= Short problem =
Go through the entries one line at a time, and gather every line that has the word "name".
— START —
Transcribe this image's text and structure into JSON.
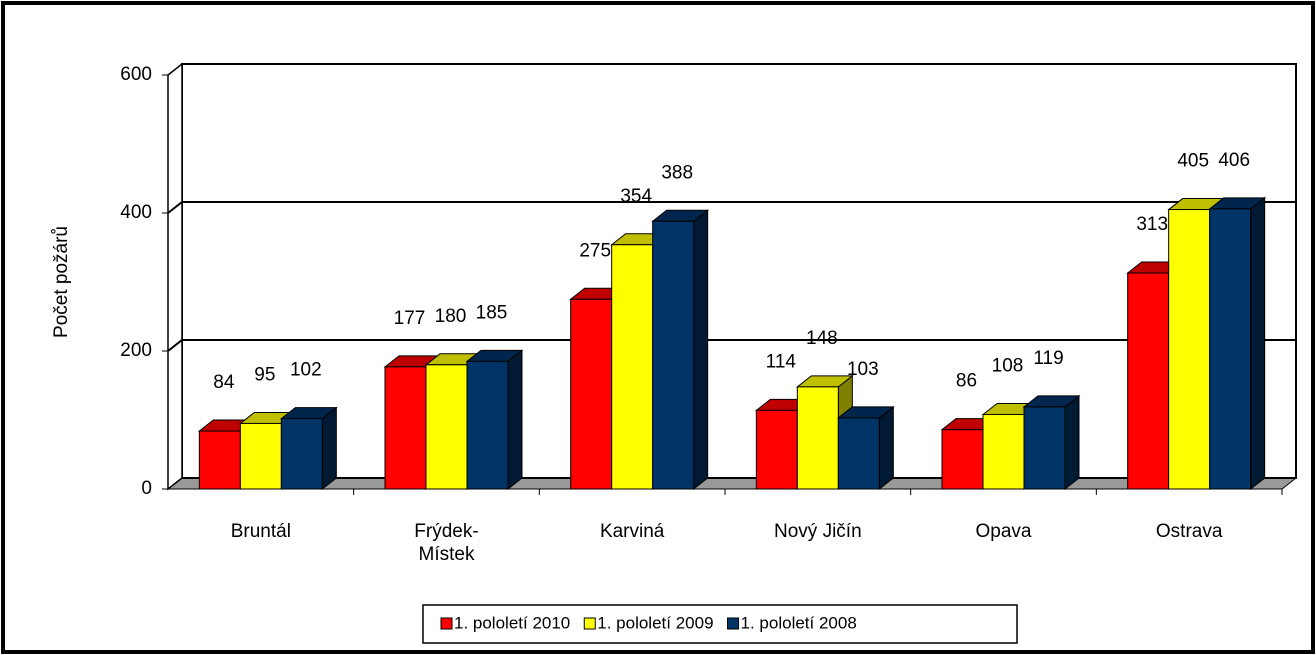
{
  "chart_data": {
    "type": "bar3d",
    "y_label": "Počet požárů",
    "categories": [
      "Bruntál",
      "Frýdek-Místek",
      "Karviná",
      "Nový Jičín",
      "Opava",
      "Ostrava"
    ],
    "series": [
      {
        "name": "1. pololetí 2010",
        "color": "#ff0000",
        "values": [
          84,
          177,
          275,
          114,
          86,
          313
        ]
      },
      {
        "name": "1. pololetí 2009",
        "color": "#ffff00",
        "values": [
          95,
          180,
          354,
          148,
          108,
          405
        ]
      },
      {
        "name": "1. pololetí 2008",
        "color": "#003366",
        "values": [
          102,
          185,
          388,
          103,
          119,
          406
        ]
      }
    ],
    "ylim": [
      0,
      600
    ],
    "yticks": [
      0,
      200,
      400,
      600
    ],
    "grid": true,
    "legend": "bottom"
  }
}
— END —
= Answer to the exercise =
        "name": "1. pololetí 2010",
        "name": "1. pololetí 2009",
        "name": "1. pololetí 2008",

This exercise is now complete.